* **DATASET RECORDS**:

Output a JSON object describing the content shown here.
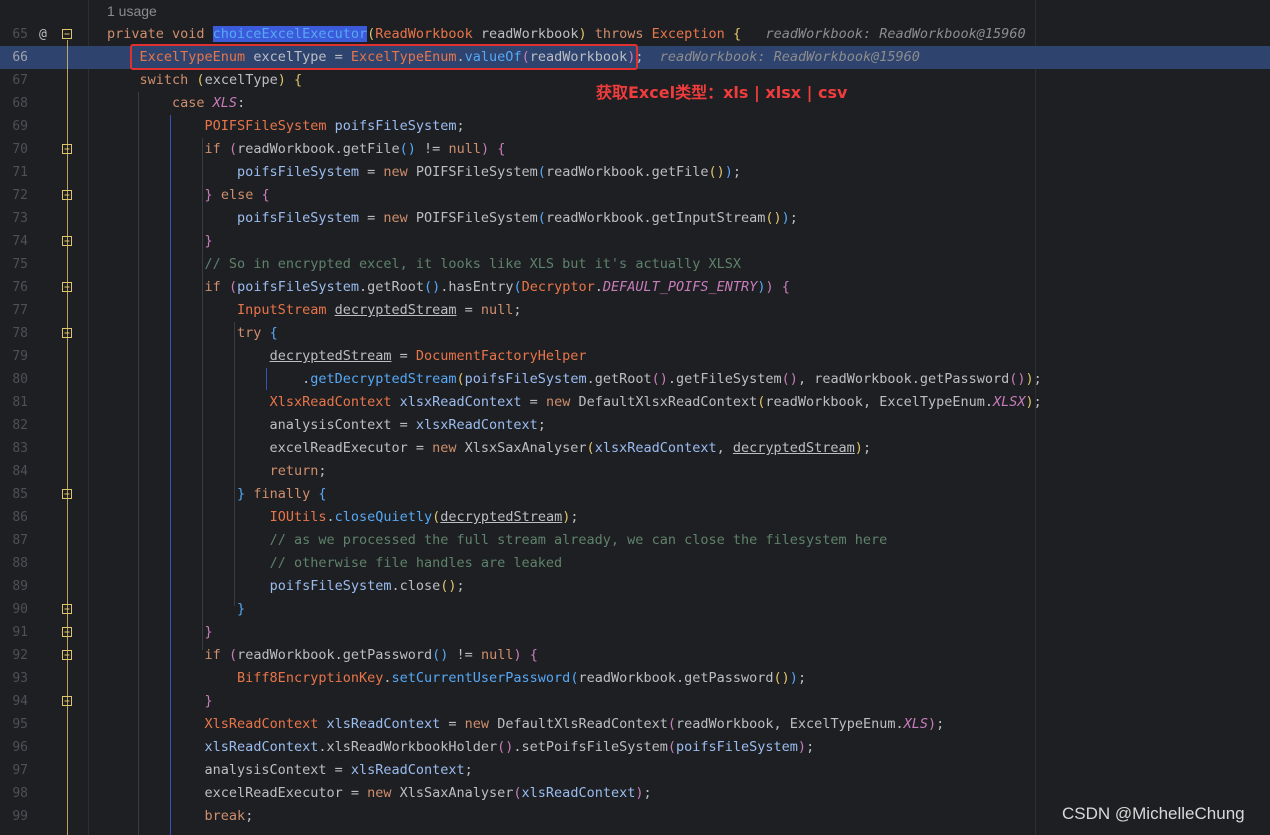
{
  "usage_hint": "1 usage",
  "annotation": "获取Excel类型：xls | xlsx | csv",
  "watermark": "CSDN @MichelleChung",
  "gutter_marker": "@",
  "colors": {
    "background": "#1e1f22",
    "execution_line": "#2e436e",
    "annotation_red": "#f03c3c"
  },
  "lines": [
    {
      "n": "65",
      "html": "<span class=\"kw\">private void </span><span class=\"fn sel\">choiceExcelExecutor</span><span class=\"brk1\">(</span><span class=\"tyr\">ReadWorkbook</span> readWorkbook<span class=\"brk1\">)</span> <span class=\"kw\">throws </span><span class=\"tyr\">Exception</span> <span class=\"brk1\">{</span>   <span class=\"hint\">readWorkbook: ReadWorkbook@15960</span>"
    },
    {
      "n": "66",
      "html": "    <span class=\"tyr\">ExcelTypeEnum</span> excelType = <span class=\"tyr\">ExcelTypeEnum</span>.<span class=\"fn\">valueOf</span><span class=\"brk2\">(</span>readWorkbook<span class=\"brk2\">)</span>;  <span class=\"hint\">readWorkbook: ReadWorkbook@15960</span>"
    },
    {
      "n": "67",
      "html": "    <span class=\"kw\">switch </span><span class=\"brk1\">(</span>excelType<span class=\"brk1\">)</span> <span class=\"brk1\">{</span>"
    },
    {
      "n": "68",
      "html": "        <span class=\"kw\">case </span><span class=\"cst\">XLS</span>:"
    },
    {
      "n": "69",
      "html": "            <span class=\"tyr\">POIFSFileSystem</span> <span class=\"lvar\">poifsFileSystem</span>;"
    },
    {
      "n": "70",
      "html": "            <span class=\"kw\">if </span><span class=\"brk2\">(</span>readWorkbook.<span class=\"var\">getFile</span><span class=\"brk3\">()</span> != <span class=\"kw\">null</span><span class=\"brk2\">)</span> <span class=\"brk2\">{</span>"
    },
    {
      "n": "71",
      "html": "                <span class=\"lvar\">poifsFileSystem</span> = <span class=\"kw\">new </span>POIFSFileSystem<span class=\"brk3\">(</span>readWorkbook.getFile<span class=\"brk1\">()</span><span class=\"brk3\">)</span>;"
    },
    {
      "n": "72",
      "html": "            <span class=\"brk2\">}</span> <span class=\"kw\">else </span><span class=\"brk2\">{</span>"
    },
    {
      "n": "73",
      "html": "                <span class=\"lvar\">poifsFileSystem</span> = <span class=\"kw\">new </span>POIFSFileSystem<span class=\"brk3\">(</span>readWorkbook.getInputStream<span class=\"brk1\">()</span><span class=\"brk3\">)</span>;"
    },
    {
      "n": "74",
      "html": "            <span class=\"brk2\">}</span>"
    },
    {
      "n": "75",
      "html": "            <span class=\"cm2\">// So in encrypted excel, it looks like XLS but it's actually XLSX</span>"
    },
    {
      "n": "76",
      "html": "            <span class=\"kw\">if </span><span class=\"brk2\">(</span><span class=\"lvar\">poifsFileSystem</span>.getRoot<span class=\"brk3\">()</span>.hasEntry<span class=\"brk3\">(</span><span class=\"tyr\">Decryptor</span>.<span class=\"cst\">DEFAULT_POIFS_ENTRY</span><span class=\"brk3\">)</span><span class=\"brk2\">)</span> <span class=\"brk2\">{</span>"
    },
    {
      "n": "77",
      "html": "                <span class=\"tyr\">InputStream</span> <span class=\"und\">decryptedStream</span> = <span class=\"kw\">null</span>;"
    },
    {
      "n": "78",
      "html": "                <span class=\"kw\">try </span><span class=\"brk3\">{</span>"
    },
    {
      "n": "79",
      "html": "                    <span class=\"und\">decryptedStream</span> = <span class=\"tyr\">DocumentFactoryHelper</span>"
    },
    {
      "n": "80",
      "html": "                        .<span class=\"fn\">getDecryptedStream</span><span class=\"brk1\">(</span><span class=\"lvar\">poifsFileSystem</span>.getRoot<span class=\"brk2\">()</span>.getFileSystem<span class=\"brk2\">()</span>, readWorkbook.getPassword<span class=\"brk2\">()</span><span class=\"brk1\">)</span>;"
    },
    {
      "n": "81",
      "html": "                    <span class=\"tyr\">XlsxReadContext</span> <span class=\"lvar\">xlsxReadContext</span> = <span class=\"kw\">new </span>DefaultXlsxReadContext<span class=\"brk1\">(</span>readWorkbook, ExcelTypeEnum.<span class=\"cst\">XLSX</span><span class=\"brk1\">)</span>;"
    },
    {
      "n": "82",
      "html": "                    analysisContext = <span class=\"lvar\">xlsxReadContext</span>;"
    },
    {
      "n": "83",
      "html": "                    excelReadExecutor = <span class=\"kw\">new </span>XlsxSaxAnalyser<span class=\"brk1\">(</span><span class=\"lvar\">xlsxReadContext</span>, <span class=\"und\">decryptedStream</span><span class=\"brk1\">)</span>;"
    },
    {
      "n": "84",
      "html": "                    <span class=\"kw\">return</span>;"
    },
    {
      "n": "85",
      "html": "                <span class=\"brk3\">}</span> <span class=\"kw\">finally </span><span class=\"brk3\">{</span>"
    },
    {
      "n": "86",
      "html": "                    <span class=\"tyr\">IOUtils</span>.<span class=\"fn\">closeQuietly</span><span class=\"brk1\">(</span><span class=\"und\">decryptedStream</span><span class=\"brk1\">)</span>;"
    },
    {
      "n": "87",
      "html": "                    <span class=\"cm2\">// as we processed the full stream already, we can close the filesystem here</span>"
    },
    {
      "n": "88",
      "html": "                    <span class=\"cm2\">// otherwise file handles are leaked</span>"
    },
    {
      "n": "89",
      "html": "                    <span class=\"lvar\">poifsFileSystem</span>.close<span class=\"brk1\">()</span>;"
    },
    {
      "n": "90",
      "html": "                <span class=\"brk3\">}</span>"
    },
    {
      "n": "91",
      "html": "            <span class=\"brk2\">}</span>"
    },
    {
      "n": "92",
      "html": "            <span class=\"kw\">if </span><span class=\"brk2\">(</span>readWorkbook.getPassword<span class=\"brk3\">()</span> != <span class=\"kw\">null</span><span class=\"brk2\">)</span> <span class=\"brk2\">{</span>"
    },
    {
      "n": "93",
      "html": "                <span class=\"tyr\">Biff8EncryptionKey</span>.<span class=\"fn\">setCurrentUserPassword</span><span class=\"brk3\">(</span>readWorkbook.getPassword<span class=\"brk1\">()</span><span class=\"brk3\">)</span>;"
    },
    {
      "n": "94",
      "html": "            <span class=\"brk2\">}</span>"
    },
    {
      "n": "95",
      "html": "            <span class=\"tyr\">XlsReadContext</span> <span class=\"lvar\">xlsReadContext</span> = <span class=\"kw\">new </span>DefaultXlsReadContext<span class=\"brk2\">(</span>readWorkbook, ExcelTypeEnum.<span class=\"cst\">XLS</span><span class=\"brk2\">)</span>;"
    },
    {
      "n": "96",
      "html": "            <span class=\"lvar\">xlsReadContext</span>.xlsReadWorkbookHolder<span class=\"brk2\">()</span>.setPoifsFileSystem<span class=\"brk2\">(</span><span class=\"lvar\">poifsFileSystem</span><span class=\"brk2\">)</span>;"
    },
    {
      "n": "97",
      "html": "            analysisContext = <span class=\"lvar\">xlsReadContext</span>;"
    },
    {
      "n": "98",
      "html": "            excelReadExecutor = <span class=\"kw\">new </span>XlsSaxAnalyser<span class=\"brk2\">(</span><span class=\"lvar\">xlsReadContext</span><span class=\"brk2\">)</span>;"
    },
    {
      "n": "99",
      "html": "            <span class=\"kw\">break</span>;"
    }
  ]
}
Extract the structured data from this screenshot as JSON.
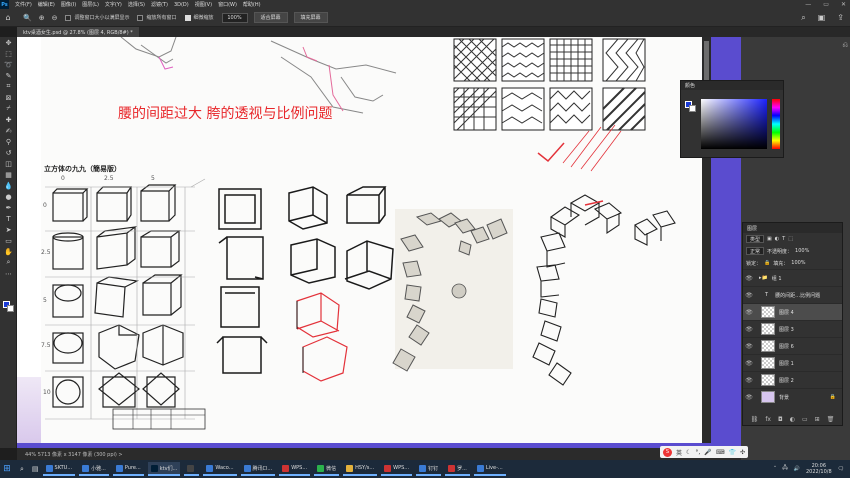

* **AIM**: Go through the listing above and locate each line that holds the word "null". Copy those lines.

* **WORKED SOLUTION**:
      "html": "            <span class=\"kw\">if </span><span class=\"brk2\">(</span>readWorkbook.<span class=\"var\">getFile</span><span class=\"brk3\">()</span> != <span class=\"kw\">null</span><span class=\"brk2\">)</span> <span class=\"brk2\">{</span>"
      "html": "                <span class=\"tyr\">InputStream</span> <span class=\"und\">decryptedStream</span> = <span class=\"kw\">null</span>;"
      "html": "            <span class=\"kw\">if </span><span class=\"brk2\">(</span>readWorkbook.getPassword<span class=\"brk3\">()</span> != <span class=\"kw\">null</span><span class=\"brk2\">)</span> <span class=\"brk2\">{</span>"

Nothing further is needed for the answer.